Compute the number of lines that include the string "variable", then output that number and nothing else.

Start of EXTRACTED RECORDS

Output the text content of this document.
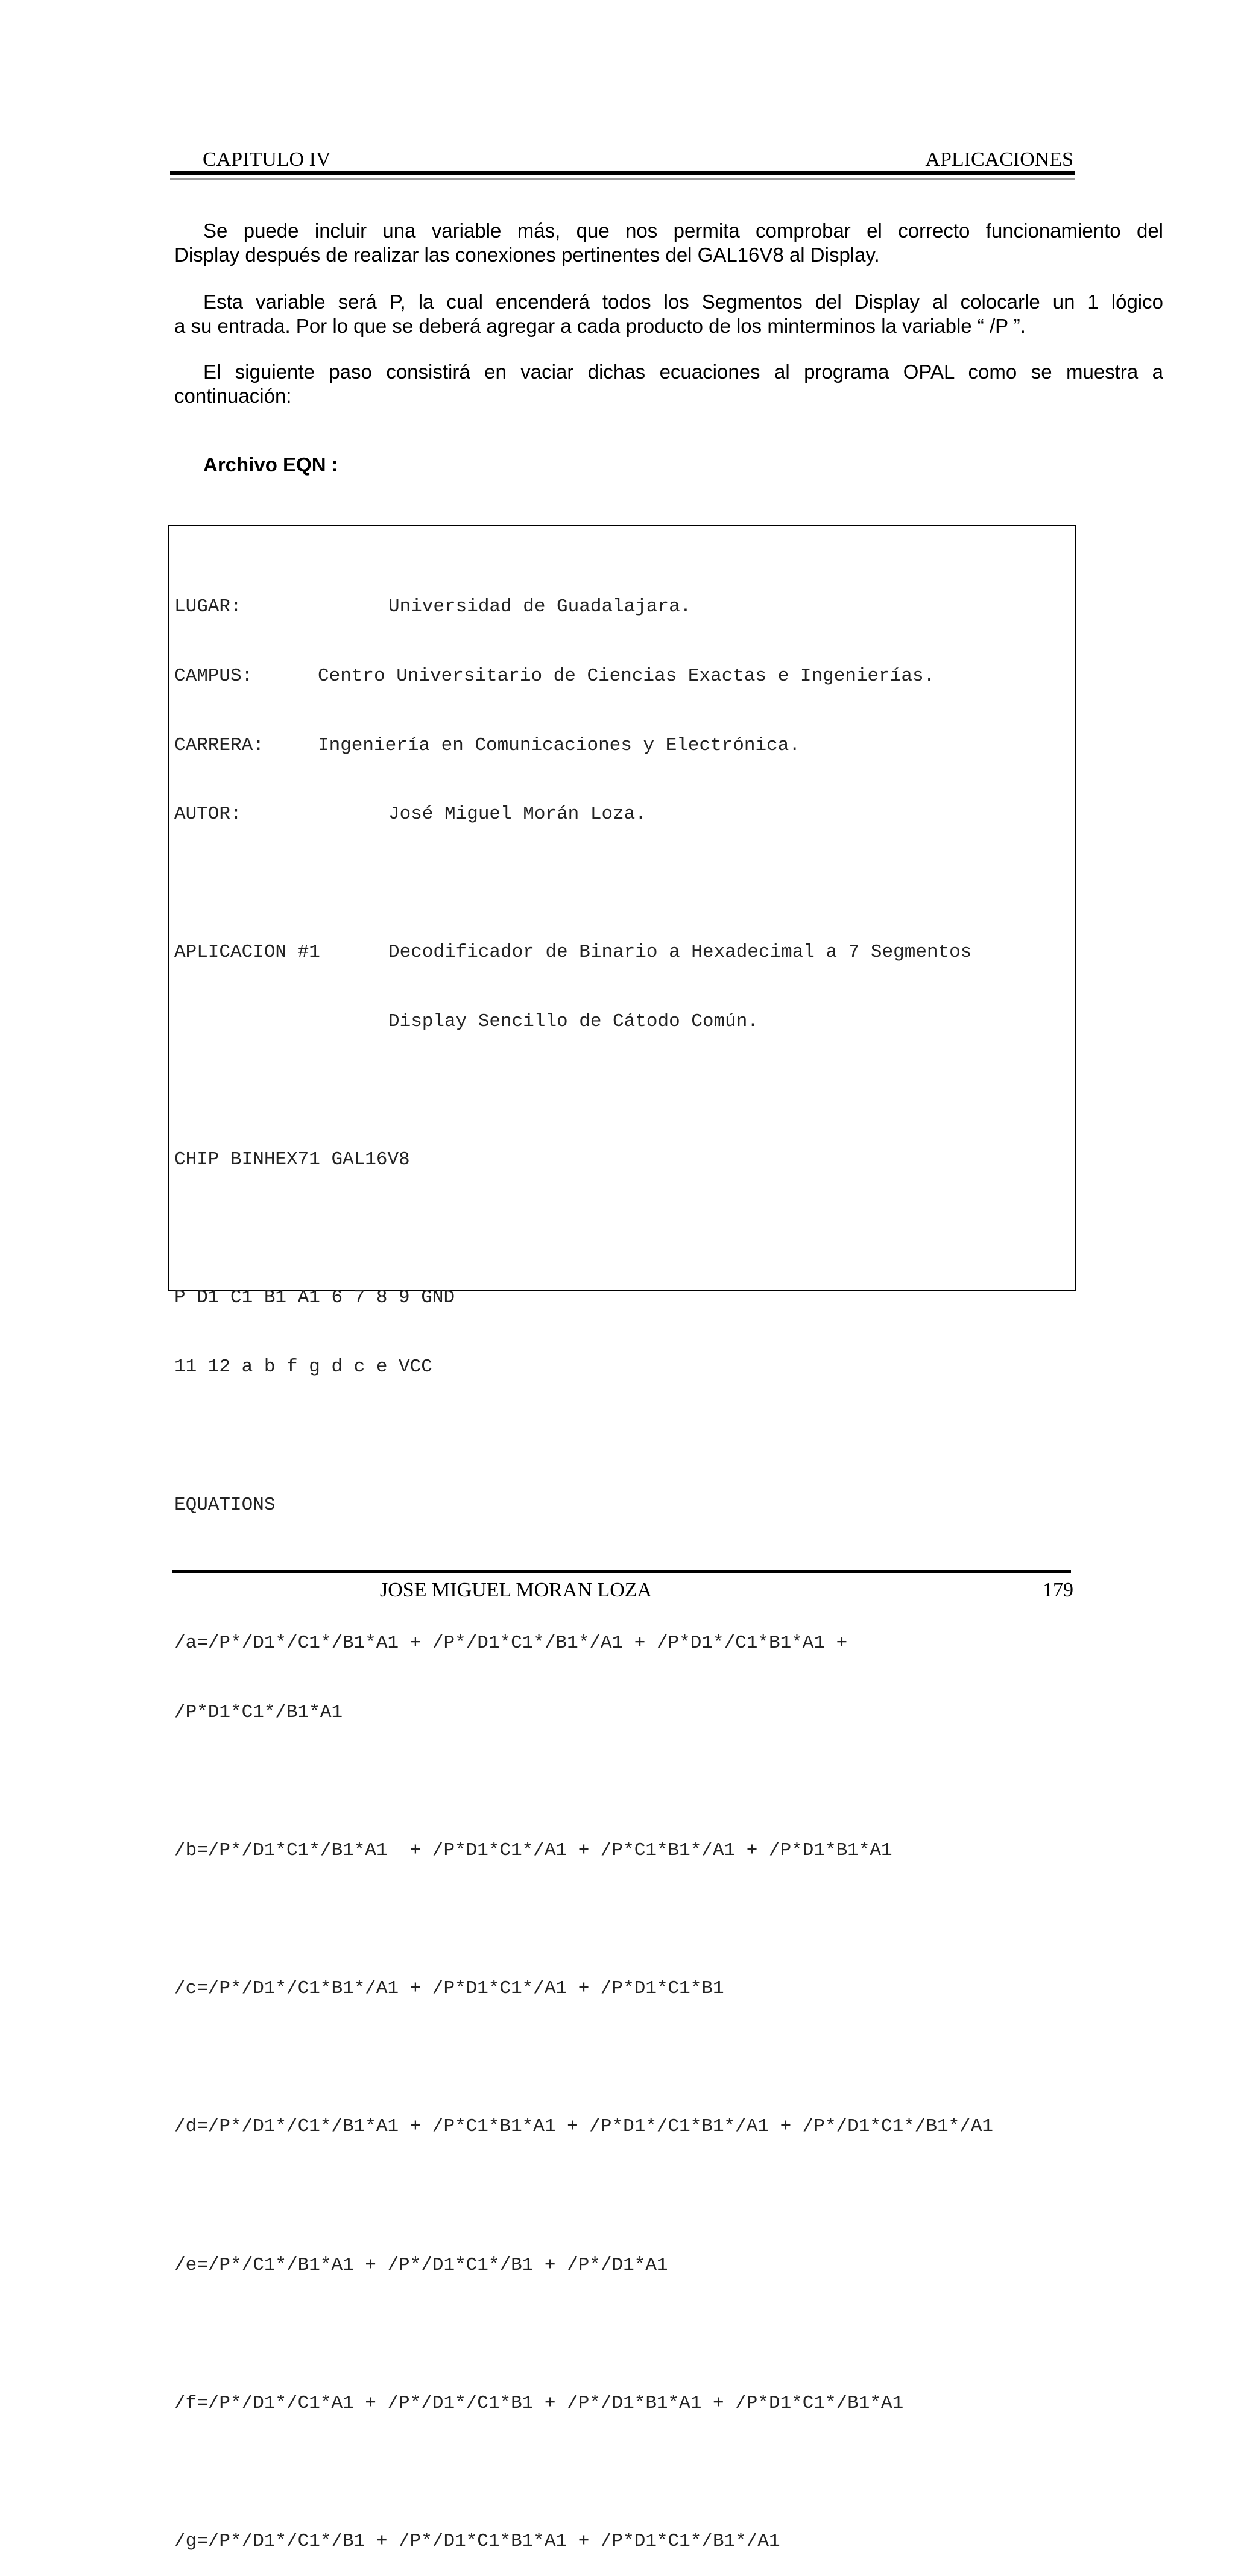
CAPITULO IV	APLICACIONES
Se puede incluir una variable más, que nos permita comprobar el correcto funcionamiento del
Display después de realizar las conexiones pertinentes del GAL16V8 al Display.
Esta variable será P, la cual encenderá todos los Segmentos del Display al colocarle un 1 lógico
a su entrada. Por lo que se deberá agregar a cada producto de los minterminos la variable “ /P ”.
El siguiente paso consistirá en vaciar dichas ecuaciones al programa OPAL como se muestra a
continuación:
Archivo EQN :

LUGAR:	Universidad de Guadalajara.

CAMPUS:	Centro Universitario de Ciencias Exactas e Ingenierías.

CARRERA:	Ingeniería en Comunicaciones y Electrónica.

AUTOR:	José Miguel Morán Loza.

APLICACION #1	Decodificador de Binario a Hexadecimal a 7 Segmentos

Display Sencillo de Cátodo Común.

CHIP BINHEX71 GAL16V8

P D1 C1 B1 A1 6 7 8 9 GND

11 12 a b f g d c e VCC

EQUATIONS

/a=/P*/D1*/C1*/B1*A1 + /P*/D1*C1*/B1*/A1 + /P*D1*/C1*B1*A1 +

/P*D1*C1*/B1*A1

/b=/P*/D1*C1*/B1*A1  + /P*D1*C1*/A1 + /P*C1*B1*/A1 + /P*D1*B1*A1

/c=/P*/D1*/C1*B1*/A1 + /P*D1*C1*/A1 + /P*D1*C1*B1

/d=/P*/D1*/C1*/B1*A1 + /P*C1*B1*A1 + /P*D1*/C1*B1*/A1 + /P*/D1*C1*/B1*/A1

/e=/P*/C1*/B1*A1 + /P*/D1*C1*/B1 + /P*/D1*A1

/f=/P*/D1*/C1*A1 + /P*/D1*/C1*B1 + /P*/D1*B1*A1 + /P*D1*C1*/B1*A1

/g=/P*/D1*/C1*/B1 + /P*/D1*C1*B1*A1 + /P*D1*C1*/B1*/A1

JOSE MIGUEL MORAN LOZA	179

End of EXTRACTED RECORDS

● RESULT OF THIS TASK: 3